• [GIVEN PROBLEM]:
Select all lines in the records that include "this".

• [SUPPLIED RECORDS]:

★ ★ ★ ★ ★ ★ ★

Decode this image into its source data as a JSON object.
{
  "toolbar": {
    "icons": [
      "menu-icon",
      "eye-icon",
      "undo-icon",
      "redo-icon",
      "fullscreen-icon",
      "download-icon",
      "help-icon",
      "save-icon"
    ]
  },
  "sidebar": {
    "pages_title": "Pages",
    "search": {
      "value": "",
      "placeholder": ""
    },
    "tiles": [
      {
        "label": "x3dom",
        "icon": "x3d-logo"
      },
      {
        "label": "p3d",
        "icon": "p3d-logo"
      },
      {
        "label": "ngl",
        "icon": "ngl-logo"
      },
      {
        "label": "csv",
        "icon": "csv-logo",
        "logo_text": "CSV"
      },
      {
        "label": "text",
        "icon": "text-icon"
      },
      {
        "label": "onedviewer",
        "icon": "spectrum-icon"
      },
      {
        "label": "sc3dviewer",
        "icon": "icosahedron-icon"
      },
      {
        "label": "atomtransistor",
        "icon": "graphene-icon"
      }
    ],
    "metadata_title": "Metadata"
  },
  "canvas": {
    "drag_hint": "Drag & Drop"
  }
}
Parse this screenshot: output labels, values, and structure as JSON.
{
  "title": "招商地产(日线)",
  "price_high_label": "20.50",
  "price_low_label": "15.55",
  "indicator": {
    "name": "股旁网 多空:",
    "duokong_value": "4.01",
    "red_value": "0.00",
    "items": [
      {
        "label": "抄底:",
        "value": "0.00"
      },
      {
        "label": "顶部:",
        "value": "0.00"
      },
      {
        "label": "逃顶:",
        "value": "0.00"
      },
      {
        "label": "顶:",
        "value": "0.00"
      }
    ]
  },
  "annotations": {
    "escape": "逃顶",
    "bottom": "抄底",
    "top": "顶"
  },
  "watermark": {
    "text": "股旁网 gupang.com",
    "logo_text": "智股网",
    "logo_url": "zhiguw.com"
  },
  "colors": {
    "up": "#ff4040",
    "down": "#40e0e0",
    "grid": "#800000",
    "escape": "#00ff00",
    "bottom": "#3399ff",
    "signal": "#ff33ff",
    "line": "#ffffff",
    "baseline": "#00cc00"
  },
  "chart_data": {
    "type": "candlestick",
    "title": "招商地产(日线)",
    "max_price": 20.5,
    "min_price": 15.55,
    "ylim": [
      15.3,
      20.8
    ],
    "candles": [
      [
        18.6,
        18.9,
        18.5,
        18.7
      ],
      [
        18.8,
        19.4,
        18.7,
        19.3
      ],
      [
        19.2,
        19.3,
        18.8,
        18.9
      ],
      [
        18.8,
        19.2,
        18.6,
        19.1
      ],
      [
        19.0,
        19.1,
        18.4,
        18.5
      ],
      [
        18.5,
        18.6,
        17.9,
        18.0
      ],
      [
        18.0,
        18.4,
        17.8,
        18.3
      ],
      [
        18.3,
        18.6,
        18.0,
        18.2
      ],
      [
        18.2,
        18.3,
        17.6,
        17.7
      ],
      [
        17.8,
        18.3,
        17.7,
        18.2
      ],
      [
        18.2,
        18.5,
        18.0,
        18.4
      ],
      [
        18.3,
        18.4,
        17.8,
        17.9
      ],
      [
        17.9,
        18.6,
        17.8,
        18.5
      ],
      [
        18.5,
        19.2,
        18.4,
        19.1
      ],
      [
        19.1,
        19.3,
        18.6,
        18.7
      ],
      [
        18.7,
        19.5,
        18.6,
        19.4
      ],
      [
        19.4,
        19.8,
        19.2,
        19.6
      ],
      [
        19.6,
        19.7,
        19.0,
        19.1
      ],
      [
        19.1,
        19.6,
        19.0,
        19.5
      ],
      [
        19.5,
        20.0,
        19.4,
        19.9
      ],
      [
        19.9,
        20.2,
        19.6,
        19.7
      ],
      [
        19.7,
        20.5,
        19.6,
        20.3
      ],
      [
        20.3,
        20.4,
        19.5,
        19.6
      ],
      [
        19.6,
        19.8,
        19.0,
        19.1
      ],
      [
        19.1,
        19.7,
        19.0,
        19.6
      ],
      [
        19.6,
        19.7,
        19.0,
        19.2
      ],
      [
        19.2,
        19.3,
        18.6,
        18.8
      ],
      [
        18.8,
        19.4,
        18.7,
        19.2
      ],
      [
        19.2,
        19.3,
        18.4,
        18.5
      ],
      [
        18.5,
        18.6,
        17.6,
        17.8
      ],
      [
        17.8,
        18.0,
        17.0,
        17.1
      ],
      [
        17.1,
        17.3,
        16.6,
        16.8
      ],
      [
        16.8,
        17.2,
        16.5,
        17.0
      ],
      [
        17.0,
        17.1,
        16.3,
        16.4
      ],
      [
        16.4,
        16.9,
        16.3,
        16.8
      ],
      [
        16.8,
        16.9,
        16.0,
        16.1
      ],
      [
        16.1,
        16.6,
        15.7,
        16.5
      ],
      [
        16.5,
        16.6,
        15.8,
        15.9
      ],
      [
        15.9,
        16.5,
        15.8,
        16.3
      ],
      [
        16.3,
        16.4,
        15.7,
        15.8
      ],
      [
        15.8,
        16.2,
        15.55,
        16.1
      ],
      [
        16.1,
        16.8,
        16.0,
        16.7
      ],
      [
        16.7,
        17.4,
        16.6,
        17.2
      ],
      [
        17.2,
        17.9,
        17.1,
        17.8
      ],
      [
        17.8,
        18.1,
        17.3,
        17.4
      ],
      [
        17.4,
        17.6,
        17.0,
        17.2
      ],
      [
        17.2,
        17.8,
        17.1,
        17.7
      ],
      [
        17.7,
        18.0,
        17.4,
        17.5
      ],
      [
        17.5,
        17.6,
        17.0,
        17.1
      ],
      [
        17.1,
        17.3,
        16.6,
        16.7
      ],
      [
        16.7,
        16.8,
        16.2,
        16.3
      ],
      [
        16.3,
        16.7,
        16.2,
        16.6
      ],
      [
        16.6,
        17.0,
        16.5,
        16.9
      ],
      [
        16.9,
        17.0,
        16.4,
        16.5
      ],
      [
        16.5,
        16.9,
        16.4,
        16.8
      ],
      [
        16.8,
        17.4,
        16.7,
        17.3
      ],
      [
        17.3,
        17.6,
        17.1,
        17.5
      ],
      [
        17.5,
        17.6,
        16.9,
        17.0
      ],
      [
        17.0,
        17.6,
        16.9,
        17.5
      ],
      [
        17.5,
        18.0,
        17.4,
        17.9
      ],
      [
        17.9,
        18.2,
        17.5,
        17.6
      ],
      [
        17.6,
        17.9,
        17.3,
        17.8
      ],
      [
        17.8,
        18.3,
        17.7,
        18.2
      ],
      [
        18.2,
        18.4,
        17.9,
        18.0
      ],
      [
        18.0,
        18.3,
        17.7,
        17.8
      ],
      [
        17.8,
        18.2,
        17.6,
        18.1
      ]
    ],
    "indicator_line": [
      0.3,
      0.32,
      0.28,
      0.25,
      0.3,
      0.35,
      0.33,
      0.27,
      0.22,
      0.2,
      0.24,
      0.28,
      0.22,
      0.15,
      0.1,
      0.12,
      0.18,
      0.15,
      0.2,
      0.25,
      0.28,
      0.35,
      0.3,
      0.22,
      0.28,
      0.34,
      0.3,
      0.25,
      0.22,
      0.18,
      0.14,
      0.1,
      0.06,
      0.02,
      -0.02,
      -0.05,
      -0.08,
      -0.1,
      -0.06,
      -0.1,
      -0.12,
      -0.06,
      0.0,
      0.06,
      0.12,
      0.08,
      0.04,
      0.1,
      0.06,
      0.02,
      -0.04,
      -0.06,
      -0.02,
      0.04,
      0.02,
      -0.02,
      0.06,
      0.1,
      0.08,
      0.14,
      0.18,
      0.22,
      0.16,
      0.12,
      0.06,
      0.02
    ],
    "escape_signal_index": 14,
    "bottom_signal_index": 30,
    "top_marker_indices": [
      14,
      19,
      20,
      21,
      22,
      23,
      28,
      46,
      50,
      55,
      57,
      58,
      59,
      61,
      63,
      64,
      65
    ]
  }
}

★ ★ ★ ★ ★ ★ ★

• [TASK OUTPUT]:
Decode this image into its source data as a JSON object.
Parse this screenshot: output labels, values, and structure as JSON.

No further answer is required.